++++ Rows ++++
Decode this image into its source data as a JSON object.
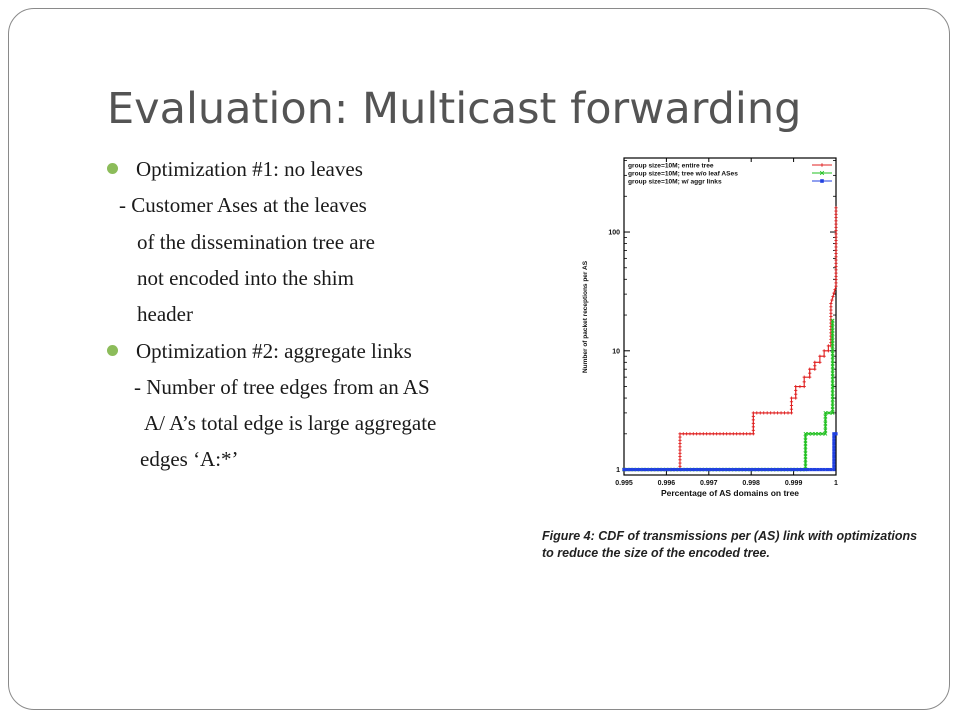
{
  "slide": {
    "title": "Evaluation: Multicast forwarding",
    "bullets": [
      {
        "lines": [
          "Optimization #1: no leaves",
          "- Customer Ases at the leaves",
          "of the dissemination tree are",
          "not encoded into the shim",
          "header"
        ]
      },
      {
        "lines": [
          "Optimization #2: aggregate links",
          "- Number of tree edges from an AS",
          "A/ A’s total edge is large aggregate",
          "edges ‘A:*’"
        ]
      }
    ],
    "caption": {
      "label": "Figure 4:",
      "line1": "CDF of transmissions per (AS) link with optimizations",
      "line2": "to reduce the size of the encoded tree."
    },
    "colors": {
      "title": "#545454",
      "bullet": "#8cbc5a",
      "frame": "#8a8a8a"
    }
  },
  "chart_data": {
    "type": "line",
    "xlabel": "Percentage of AS domains on tree",
    "ylabel": "Number of packet receptions per AS",
    "x_ticks": [
      "0.995",
      "0.996",
      "0.997",
      "0.998",
      "0.999",
      "1"
    ],
    "y_ticks": [
      "1",
      "10",
      "100"
    ],
    "xlim": [
      0.995,
      1.0
    ],
    "ylim": [
      0.9,
      420
    ],
    "y_scale": "log",
    "legend_position": "top-right",
    "series": [
      {
        "name": "group size=10M; entire tree",
        "color": "#e02020",
        "marker": "plus",
        "x": [
          0.995,
          0.99632,
          0.99632,
          0.99805,
          0.99805,
          0.99895,
          0.99895,
          0.99905,
          0.99905,
          0.99925,
          0.99925,
          0.99938,
          0.99938,
          0.9995,
          0.9995,
          0.99962,
          0.99962,
          0.99972,
          0.99972,
          0.99982,
          0.99982,
          0.99988,
          0.99988,
          1.0,
          1.0
        ],
        "y": [
          1,
          1,
          2,
          2,
          3,
          3,
          4,
          4,
          5,
          5,
          6,
          6,
          7,
          7,
          8,
          8,
          9,
          9,
          10,
          10,
          11,
          11,
          25,
          35,
          160
        ]
      },
      {
        "name": "group size=10M; tree w/o leaf ASes",
        "color": "#20c020",
        "marker": "x",
        "x": [
          0.995,
          0.99928,
          0.99928,
          0.99975,
          0.99975,
          0.99992,
          0.99992
        ],
        "y": [
          1,
          1,
          2,
          2,
          3,
          3,
          18
        ]
      },
      {
        "name": "group size=10M; w/ aggr links",
        "color": "#2040e0",
        "marker": "square",
        "x": [
          0.995,
          0.99995,
          0.99995,
          1.0
        ],
        "y": [
          1,
          1,
          2,
          2
        ]
      }
    ]
  }
}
++++
■ Given instruction:
Repeat the records word for word. Any picture in them should be left out.

■ Exercise answer:
Decode this image into its source data as a JSON object.
{
  "slide": {
    "title": "Evaluation: Multicast forwarding",
    "bullets": [
      {
        "lines": [
          "Optimization #1: no leaves",
          "- Customer Ases at the leaves",
          "of the dissemination tree are",
          "not encoded into the shim",
          "header"
        ]
      },
      {
        "lines": [
          "Optimization #2: aggregate links",
          "- Number of tree edges from an AS",
          "A/ A’s total edge is large aggregate",
          "edges ‘A:*’"
        ]
      }
    ],
    "caption": {
      "label": "Figure 4:",
      "line1": "CDF of transmissions per (AS) link with optimizations",
      "line2": "to reduce the size of the encoded tree."
    },
    "colors": {
      "title": "#545454",
      "bullet": "#8cbc5a",
      "frame": "#8a8a8a"
    }
  },
  "chart_data": {
    "type": "line",
    "xlabel": "Percentage of AS domains on tree",
    "ylabel": "Number of packet receptions per AS",
    "x_ticks": [
      "0.995",
      "0.996",
      "0.997",
      "0.998",
      "0.999",
      "1"
    ],
    "y_ticks": [
      "1",
      "10",
      "100"
    ],
    "xlim": [
      0.995,
      1.0
    ],
    "ylim": [
      0.9,
      420
    ],
    "y_scale": "log",
    "legend_position": "top-right",
    "series": [
      {
        "name": "group size=10M; entire tree",
        "color": "#e02020",
        "marker": "plus",
        "x": [
          0.995,
          0.99632,
          0.99632,
          0.99805,
          0.99805,
          0.99895,
          0.99895,
          0.99905,
          0.99905,
          0.99925,
          0.99925,
          0.99938,
          0.99938,
          0.9995,
          0.9995,
          0.99962,
          0.99962,
          0.99972,
          0.99972,
          0.99982,
          0.99982,
          0.99988,
          0.99988,
          1.0,
          1.0
        ],
        "y": [
          1,
          1,
          2,
          2,
          3,
          3,
          4,
          4,
          5,
          5,
          6,
          6,
          7,
          7,
          8,
          8,
          9,
          9,
          10,
          10,
          11,
          11,
          25,
          35,
          160
        ]
      },
      {
        "name": "group size=10M; tree w/o leaf ASes",
        "color": "#20c020",
        "marker": "x",
        "x": [
          0.995,
          0.99928,
          0.99928,
          0.99975,
          0.99975,
          0.99992,
          0.99992
        ],
        "y": [
          1,
          1,
          2,
          2,
          3,
          3,
          18
        ]
      },
      {
        "name": "group size=10M; w/ aggr links",
        "color": "#2040e0",
        "marker": "square",
        "x": [
          0.995,
          0.99995,
          0.99995,
          1.0
        ],
        "y": [
          1,
          1,
          2,
          2
        ]
      }
    ]
  }
}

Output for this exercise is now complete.